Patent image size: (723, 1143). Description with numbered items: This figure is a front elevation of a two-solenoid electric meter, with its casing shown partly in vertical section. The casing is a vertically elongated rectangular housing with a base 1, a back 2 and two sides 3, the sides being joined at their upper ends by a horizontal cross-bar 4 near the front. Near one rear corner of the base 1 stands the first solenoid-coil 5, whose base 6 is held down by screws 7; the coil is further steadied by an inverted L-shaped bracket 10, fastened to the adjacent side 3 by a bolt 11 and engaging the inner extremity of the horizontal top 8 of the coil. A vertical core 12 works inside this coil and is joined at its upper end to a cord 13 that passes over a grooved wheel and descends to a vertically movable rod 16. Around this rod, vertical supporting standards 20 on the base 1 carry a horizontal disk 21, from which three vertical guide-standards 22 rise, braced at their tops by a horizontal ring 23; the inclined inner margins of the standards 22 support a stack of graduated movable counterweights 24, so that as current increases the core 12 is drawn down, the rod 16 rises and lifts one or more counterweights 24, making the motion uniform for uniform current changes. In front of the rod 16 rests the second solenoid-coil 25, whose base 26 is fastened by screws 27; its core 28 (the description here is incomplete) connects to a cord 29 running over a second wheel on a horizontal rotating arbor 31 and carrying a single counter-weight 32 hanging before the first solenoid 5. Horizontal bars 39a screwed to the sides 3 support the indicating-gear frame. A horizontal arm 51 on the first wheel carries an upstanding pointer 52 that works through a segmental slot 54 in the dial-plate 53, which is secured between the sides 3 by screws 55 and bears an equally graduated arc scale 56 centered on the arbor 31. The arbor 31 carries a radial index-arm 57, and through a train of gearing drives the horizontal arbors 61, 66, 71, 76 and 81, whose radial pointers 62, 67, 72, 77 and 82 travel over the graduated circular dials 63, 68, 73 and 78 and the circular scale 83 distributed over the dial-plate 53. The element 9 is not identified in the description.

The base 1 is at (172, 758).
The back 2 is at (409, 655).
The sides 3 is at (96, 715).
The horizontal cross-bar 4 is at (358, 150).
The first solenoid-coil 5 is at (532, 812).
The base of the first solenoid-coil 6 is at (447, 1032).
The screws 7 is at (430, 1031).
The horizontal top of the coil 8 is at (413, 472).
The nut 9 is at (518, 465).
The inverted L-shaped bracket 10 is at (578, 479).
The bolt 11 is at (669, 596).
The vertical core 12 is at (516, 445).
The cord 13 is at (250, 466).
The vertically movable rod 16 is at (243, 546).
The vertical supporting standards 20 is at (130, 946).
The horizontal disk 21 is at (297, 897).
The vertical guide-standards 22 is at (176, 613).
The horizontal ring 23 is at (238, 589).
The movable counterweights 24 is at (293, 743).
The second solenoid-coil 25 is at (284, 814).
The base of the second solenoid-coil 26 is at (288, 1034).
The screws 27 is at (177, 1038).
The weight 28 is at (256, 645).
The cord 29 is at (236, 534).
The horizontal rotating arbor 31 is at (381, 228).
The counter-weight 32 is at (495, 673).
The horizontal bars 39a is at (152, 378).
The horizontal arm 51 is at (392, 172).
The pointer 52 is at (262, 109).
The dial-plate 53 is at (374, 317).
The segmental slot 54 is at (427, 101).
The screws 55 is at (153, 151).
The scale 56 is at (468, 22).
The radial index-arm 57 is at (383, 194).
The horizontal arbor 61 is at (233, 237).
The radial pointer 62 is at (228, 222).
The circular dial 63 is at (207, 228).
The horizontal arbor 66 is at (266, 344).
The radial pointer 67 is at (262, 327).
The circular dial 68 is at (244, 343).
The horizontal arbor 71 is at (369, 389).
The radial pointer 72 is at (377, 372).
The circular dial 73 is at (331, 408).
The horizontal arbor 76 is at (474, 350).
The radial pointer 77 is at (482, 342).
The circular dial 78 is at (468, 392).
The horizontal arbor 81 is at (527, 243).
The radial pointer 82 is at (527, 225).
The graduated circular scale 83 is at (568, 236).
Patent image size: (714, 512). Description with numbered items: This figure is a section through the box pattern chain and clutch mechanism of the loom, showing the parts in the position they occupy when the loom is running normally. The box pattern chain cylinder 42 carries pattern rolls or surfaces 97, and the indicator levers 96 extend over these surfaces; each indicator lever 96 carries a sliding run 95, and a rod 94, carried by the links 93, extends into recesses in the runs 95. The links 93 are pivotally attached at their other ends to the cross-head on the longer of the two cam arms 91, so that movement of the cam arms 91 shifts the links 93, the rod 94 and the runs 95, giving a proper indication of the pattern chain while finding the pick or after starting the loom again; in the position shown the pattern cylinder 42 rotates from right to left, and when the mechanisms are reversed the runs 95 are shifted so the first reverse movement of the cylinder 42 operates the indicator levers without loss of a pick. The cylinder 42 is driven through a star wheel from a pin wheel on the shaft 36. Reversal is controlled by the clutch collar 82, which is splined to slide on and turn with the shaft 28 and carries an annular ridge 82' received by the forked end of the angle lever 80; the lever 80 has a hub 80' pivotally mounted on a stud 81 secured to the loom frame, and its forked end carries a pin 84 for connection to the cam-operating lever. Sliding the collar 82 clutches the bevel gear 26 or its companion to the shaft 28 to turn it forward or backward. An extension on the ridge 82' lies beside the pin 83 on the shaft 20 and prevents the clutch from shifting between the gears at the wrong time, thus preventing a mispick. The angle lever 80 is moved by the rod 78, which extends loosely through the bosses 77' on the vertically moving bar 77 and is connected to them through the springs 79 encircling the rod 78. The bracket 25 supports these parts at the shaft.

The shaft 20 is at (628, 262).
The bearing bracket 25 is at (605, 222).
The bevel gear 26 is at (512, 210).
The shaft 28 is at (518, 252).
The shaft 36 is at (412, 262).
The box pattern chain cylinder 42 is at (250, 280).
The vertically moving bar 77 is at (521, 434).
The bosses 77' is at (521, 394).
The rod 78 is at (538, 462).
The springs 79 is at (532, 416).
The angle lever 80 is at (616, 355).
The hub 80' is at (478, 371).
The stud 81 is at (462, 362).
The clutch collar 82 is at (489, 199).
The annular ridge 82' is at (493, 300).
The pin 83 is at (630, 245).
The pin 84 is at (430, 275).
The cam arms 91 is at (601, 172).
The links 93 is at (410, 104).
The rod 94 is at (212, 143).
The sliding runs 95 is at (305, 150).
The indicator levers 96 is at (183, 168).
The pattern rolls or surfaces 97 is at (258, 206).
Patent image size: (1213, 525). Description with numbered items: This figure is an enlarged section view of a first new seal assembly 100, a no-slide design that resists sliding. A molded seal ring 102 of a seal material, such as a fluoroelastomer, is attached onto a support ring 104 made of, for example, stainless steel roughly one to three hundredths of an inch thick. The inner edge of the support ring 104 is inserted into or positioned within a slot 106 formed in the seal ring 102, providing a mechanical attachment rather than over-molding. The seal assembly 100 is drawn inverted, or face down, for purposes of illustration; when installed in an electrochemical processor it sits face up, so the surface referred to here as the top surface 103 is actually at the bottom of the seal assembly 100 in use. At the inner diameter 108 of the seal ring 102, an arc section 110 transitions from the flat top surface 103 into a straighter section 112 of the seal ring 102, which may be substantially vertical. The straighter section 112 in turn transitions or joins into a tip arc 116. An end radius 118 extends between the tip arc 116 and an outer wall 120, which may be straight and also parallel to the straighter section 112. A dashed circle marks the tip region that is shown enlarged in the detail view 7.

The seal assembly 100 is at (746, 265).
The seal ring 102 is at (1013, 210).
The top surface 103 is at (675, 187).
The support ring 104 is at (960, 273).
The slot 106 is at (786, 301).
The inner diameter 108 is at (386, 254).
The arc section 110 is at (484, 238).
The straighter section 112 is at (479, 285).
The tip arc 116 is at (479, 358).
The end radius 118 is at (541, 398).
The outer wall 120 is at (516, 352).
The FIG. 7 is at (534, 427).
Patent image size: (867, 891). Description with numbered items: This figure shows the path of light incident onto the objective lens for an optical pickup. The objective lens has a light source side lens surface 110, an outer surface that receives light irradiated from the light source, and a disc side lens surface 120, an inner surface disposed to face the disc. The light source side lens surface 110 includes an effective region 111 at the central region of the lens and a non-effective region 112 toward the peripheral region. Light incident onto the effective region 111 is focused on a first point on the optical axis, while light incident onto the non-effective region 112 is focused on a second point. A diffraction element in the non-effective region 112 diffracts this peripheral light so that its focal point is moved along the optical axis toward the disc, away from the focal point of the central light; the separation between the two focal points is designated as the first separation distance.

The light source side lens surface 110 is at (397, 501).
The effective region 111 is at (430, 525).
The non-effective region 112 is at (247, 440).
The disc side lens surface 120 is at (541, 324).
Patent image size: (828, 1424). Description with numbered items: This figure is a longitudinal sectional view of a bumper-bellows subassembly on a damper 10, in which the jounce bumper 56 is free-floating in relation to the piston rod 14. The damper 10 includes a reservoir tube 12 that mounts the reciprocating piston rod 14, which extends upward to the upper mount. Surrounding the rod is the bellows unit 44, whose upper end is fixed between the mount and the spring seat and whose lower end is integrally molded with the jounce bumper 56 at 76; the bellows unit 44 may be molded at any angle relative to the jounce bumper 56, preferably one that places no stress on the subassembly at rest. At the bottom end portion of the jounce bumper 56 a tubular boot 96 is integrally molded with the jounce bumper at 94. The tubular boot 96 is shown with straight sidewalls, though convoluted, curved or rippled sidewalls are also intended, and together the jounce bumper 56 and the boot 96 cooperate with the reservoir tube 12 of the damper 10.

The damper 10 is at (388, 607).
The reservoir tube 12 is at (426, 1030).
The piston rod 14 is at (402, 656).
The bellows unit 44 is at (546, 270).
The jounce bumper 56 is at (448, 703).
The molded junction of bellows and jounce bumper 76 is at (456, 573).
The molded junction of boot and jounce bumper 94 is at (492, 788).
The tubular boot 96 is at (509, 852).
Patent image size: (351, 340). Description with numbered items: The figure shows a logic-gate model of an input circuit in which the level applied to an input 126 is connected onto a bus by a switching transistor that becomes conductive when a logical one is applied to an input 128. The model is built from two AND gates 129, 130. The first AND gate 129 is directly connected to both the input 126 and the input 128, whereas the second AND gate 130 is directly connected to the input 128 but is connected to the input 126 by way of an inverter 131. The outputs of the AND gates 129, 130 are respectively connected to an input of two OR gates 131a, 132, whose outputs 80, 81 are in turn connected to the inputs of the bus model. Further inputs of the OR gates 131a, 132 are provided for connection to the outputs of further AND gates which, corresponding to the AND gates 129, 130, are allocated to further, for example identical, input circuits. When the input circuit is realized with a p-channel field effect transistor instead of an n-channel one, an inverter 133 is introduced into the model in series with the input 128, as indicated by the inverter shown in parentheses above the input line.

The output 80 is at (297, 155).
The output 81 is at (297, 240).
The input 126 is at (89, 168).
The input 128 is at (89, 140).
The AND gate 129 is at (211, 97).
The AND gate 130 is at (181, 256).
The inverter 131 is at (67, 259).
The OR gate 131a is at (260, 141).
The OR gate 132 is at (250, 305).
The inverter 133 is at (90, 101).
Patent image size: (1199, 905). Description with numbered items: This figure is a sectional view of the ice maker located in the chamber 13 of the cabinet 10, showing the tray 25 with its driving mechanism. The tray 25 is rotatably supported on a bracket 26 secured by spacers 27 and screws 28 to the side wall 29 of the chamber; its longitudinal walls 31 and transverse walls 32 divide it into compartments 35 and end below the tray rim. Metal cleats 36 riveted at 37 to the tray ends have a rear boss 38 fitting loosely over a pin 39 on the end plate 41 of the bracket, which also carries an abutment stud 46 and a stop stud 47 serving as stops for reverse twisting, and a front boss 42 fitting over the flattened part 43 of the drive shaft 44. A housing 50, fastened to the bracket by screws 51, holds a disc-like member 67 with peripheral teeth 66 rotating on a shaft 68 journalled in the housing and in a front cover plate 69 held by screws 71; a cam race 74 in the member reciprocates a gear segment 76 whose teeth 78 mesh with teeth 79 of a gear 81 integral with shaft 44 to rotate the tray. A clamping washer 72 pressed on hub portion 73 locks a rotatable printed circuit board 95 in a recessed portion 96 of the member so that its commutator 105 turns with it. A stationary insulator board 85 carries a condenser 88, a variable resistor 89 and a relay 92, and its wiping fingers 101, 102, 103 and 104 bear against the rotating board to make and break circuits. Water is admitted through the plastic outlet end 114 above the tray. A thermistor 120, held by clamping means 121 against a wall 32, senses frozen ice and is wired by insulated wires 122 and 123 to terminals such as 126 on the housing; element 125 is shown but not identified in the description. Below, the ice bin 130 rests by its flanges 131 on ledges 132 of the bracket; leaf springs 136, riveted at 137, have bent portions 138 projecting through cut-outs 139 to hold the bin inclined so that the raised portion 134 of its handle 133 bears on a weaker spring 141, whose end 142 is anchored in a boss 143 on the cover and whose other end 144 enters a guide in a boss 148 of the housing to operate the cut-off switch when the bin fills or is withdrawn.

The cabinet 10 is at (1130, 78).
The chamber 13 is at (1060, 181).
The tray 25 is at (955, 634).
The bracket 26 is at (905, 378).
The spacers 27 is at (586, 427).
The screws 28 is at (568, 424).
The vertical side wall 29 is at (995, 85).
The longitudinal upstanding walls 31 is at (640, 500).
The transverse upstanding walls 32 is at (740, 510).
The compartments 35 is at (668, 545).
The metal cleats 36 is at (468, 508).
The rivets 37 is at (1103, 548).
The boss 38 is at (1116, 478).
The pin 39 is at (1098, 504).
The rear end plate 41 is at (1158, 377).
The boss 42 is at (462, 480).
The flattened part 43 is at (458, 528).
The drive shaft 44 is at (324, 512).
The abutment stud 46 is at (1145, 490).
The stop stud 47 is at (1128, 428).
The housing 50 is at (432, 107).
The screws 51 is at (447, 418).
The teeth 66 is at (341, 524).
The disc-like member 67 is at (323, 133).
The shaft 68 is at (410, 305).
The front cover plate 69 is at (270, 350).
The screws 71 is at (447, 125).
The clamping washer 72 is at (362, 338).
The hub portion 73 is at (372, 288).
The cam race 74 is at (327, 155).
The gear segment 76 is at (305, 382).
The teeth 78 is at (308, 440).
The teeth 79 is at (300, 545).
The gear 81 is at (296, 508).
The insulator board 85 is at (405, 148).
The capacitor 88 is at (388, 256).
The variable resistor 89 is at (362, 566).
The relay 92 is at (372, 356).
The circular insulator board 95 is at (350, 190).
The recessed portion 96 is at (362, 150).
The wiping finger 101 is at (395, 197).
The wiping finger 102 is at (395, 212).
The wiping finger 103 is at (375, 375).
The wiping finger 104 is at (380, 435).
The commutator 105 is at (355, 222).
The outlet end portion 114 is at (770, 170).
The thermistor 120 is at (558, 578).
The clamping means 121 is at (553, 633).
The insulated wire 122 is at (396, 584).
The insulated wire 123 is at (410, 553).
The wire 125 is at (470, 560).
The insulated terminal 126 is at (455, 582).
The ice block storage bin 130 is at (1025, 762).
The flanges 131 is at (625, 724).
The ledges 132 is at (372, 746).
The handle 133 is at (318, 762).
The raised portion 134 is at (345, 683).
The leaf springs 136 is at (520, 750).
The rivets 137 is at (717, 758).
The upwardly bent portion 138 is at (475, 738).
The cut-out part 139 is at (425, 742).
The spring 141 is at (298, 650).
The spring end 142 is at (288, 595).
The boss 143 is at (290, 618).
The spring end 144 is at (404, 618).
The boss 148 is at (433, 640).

* **PROBLEM TO WORK ON**
Reproduce word for word everything in the items from the line containing "Patent image size: (828, 1424)." down to the line containing "The jounce bumper 56 is at (448, 703).", with both of those lines included.

* **THE SOLUTION**
Patent image size: (828, 1424). Description with numbered items: This figure is a longitudinal sectional view of a bumper-bellows subassembly on a damper 10, in which the jounce bumper 56 is free-floating in relation to the piston rod 14. The damper 10 includes a reservoir tube 12 that mounts the reciprocating piston rod 14, which extends upward to the upper mount. Surrounding the rod is the bellows unit 44, whose upper end is fixed between the mount and the spring seat and whose lower end is integrally molded with the jounce bumper 56 at 76; the bellows unit 44 may be molded at any angle relative to the jounce bumper 56, preferably one that places no stress on the subassembly at rest. At the bottom end portion of the jounce bumper 56 a tubular boot 96 is integrally molded with the jounce bumper at 94. The tubular boot 96 is shown with straight sidewalls, though convoluted, curved or rippled sidewalls are also intended, and together the jounce bumper 56 and the boot 96 cooperate with the reservoir tube 12 of the damper 10.

The damper 10 is at (388, 607).
The reservoir tube 12 is at (426, 1030).
The piston rod 14 is at (402, 656).
The bellows unit 44 is at (546, 270).
The jounce bumper 56 is at (448, 703).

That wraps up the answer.